### INPUT RECORDS

※

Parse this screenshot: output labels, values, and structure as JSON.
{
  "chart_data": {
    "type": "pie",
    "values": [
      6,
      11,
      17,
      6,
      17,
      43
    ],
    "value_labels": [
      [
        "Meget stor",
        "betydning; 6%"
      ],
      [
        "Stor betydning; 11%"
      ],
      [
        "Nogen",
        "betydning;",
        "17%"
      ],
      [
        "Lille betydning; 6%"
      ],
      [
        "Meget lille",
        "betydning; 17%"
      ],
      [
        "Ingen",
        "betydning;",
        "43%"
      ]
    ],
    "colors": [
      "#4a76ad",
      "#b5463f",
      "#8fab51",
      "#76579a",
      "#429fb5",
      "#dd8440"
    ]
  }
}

※

### AIM OF THE EXERCISE
Your answer should be one number: the count of lines in the data above that include the word "betydning".

### THE REPLY
6